_GIVEN REQUEST:_
Pull out every line with the word "Adoption".

_INFORMATION GIVEN:_
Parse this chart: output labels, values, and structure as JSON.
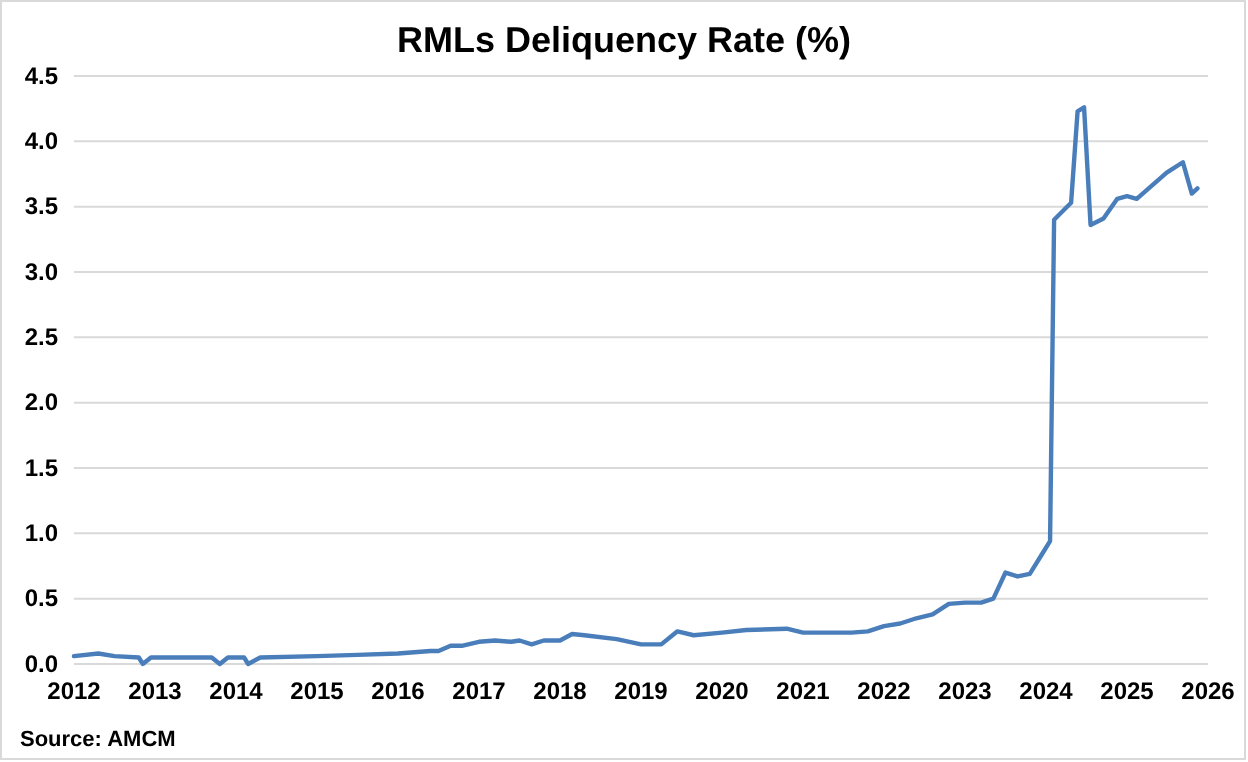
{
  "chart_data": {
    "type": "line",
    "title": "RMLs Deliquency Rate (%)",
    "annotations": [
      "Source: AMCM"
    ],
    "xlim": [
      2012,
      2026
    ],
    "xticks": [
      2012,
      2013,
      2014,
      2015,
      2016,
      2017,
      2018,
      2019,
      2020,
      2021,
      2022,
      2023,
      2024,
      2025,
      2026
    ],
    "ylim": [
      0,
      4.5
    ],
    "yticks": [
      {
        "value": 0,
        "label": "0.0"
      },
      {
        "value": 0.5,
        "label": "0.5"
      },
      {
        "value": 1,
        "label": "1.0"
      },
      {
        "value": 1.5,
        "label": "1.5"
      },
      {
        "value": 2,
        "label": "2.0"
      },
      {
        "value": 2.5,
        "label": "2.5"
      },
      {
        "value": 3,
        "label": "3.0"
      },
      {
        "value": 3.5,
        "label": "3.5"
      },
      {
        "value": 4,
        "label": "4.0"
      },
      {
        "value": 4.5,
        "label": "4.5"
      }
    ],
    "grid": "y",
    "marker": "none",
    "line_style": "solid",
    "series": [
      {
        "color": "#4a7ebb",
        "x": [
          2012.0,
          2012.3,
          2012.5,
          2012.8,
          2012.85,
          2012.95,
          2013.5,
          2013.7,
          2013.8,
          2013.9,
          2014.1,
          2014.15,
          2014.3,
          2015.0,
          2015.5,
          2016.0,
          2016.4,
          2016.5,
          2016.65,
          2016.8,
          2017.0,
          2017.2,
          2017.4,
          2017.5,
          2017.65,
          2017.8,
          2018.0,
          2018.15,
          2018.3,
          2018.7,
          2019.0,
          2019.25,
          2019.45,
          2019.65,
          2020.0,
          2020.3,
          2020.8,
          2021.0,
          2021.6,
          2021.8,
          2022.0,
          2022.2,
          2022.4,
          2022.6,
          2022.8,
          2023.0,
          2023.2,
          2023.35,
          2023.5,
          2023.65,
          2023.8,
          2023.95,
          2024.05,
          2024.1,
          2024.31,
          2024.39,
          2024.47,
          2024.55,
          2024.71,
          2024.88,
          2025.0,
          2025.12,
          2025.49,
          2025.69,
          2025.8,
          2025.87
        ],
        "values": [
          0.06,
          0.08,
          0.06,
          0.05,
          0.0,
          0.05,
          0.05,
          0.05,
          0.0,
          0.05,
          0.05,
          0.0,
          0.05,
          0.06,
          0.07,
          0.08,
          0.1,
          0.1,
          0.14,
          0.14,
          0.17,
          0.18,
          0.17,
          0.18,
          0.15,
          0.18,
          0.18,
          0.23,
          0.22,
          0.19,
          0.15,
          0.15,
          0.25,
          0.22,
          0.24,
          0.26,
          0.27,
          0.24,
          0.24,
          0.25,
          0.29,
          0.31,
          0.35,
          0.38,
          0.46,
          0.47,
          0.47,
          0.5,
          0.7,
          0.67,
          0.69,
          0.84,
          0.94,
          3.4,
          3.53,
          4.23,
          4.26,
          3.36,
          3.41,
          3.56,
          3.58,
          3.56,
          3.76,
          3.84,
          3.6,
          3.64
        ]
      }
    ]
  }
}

...

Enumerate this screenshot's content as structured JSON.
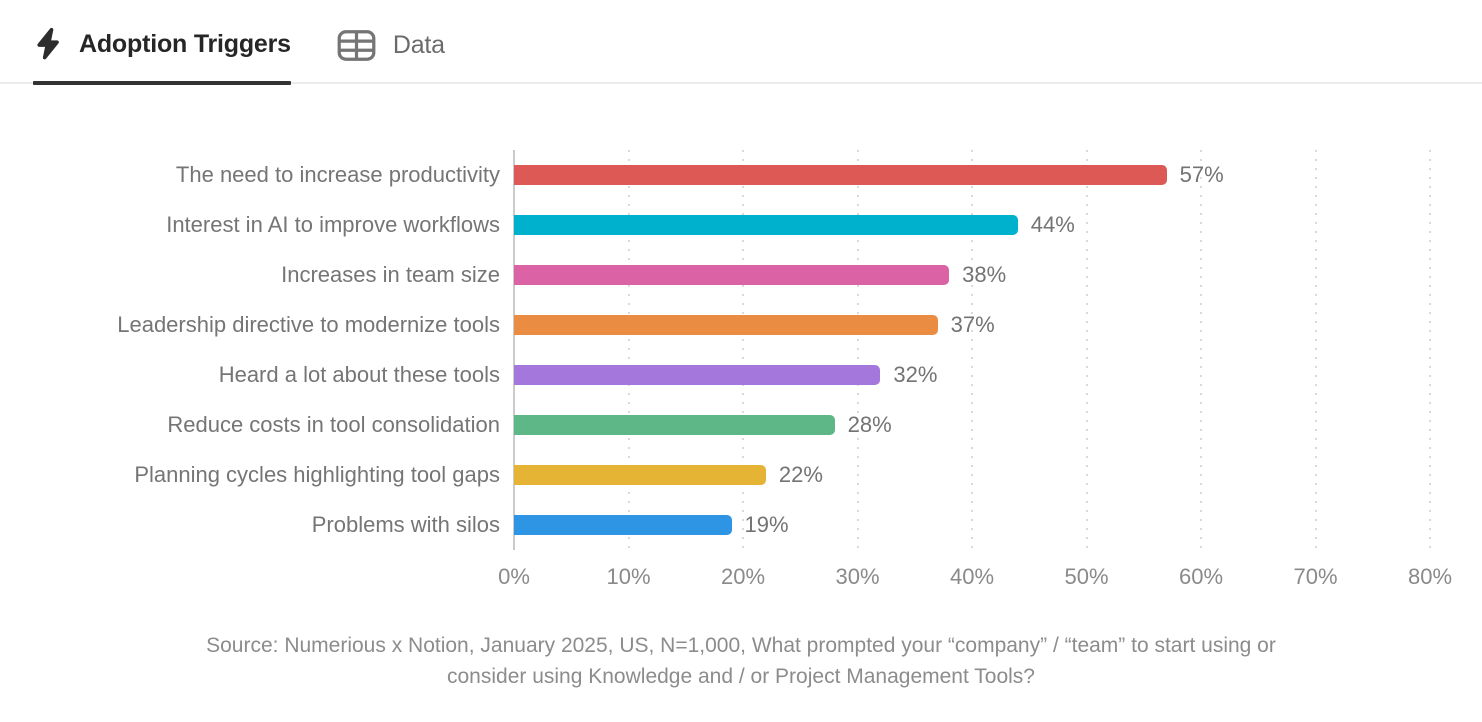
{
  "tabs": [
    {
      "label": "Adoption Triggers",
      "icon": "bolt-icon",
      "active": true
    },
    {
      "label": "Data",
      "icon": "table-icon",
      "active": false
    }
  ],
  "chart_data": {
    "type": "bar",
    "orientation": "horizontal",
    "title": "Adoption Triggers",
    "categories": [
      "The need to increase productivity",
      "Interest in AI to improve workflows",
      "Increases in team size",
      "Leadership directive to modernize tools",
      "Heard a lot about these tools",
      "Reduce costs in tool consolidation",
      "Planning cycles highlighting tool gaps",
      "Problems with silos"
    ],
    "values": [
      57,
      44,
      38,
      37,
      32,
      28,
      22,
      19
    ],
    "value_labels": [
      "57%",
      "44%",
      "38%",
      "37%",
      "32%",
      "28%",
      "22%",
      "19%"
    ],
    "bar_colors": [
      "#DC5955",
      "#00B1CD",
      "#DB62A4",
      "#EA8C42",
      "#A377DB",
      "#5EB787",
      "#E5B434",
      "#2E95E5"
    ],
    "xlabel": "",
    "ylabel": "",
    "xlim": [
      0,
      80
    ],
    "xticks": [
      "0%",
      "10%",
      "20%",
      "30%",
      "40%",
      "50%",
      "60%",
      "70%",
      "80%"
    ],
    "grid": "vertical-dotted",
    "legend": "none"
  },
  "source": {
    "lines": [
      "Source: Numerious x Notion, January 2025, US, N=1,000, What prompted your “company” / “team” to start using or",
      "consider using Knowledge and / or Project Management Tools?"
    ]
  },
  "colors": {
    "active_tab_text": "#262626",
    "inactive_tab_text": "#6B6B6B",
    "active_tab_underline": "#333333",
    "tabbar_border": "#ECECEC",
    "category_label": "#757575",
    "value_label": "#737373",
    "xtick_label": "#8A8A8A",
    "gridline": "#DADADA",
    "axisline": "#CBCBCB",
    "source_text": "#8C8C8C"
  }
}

_WRITTEN ANSWER:_
      "label": "Adoption Triggers",
    "title": "Adoption Triggers",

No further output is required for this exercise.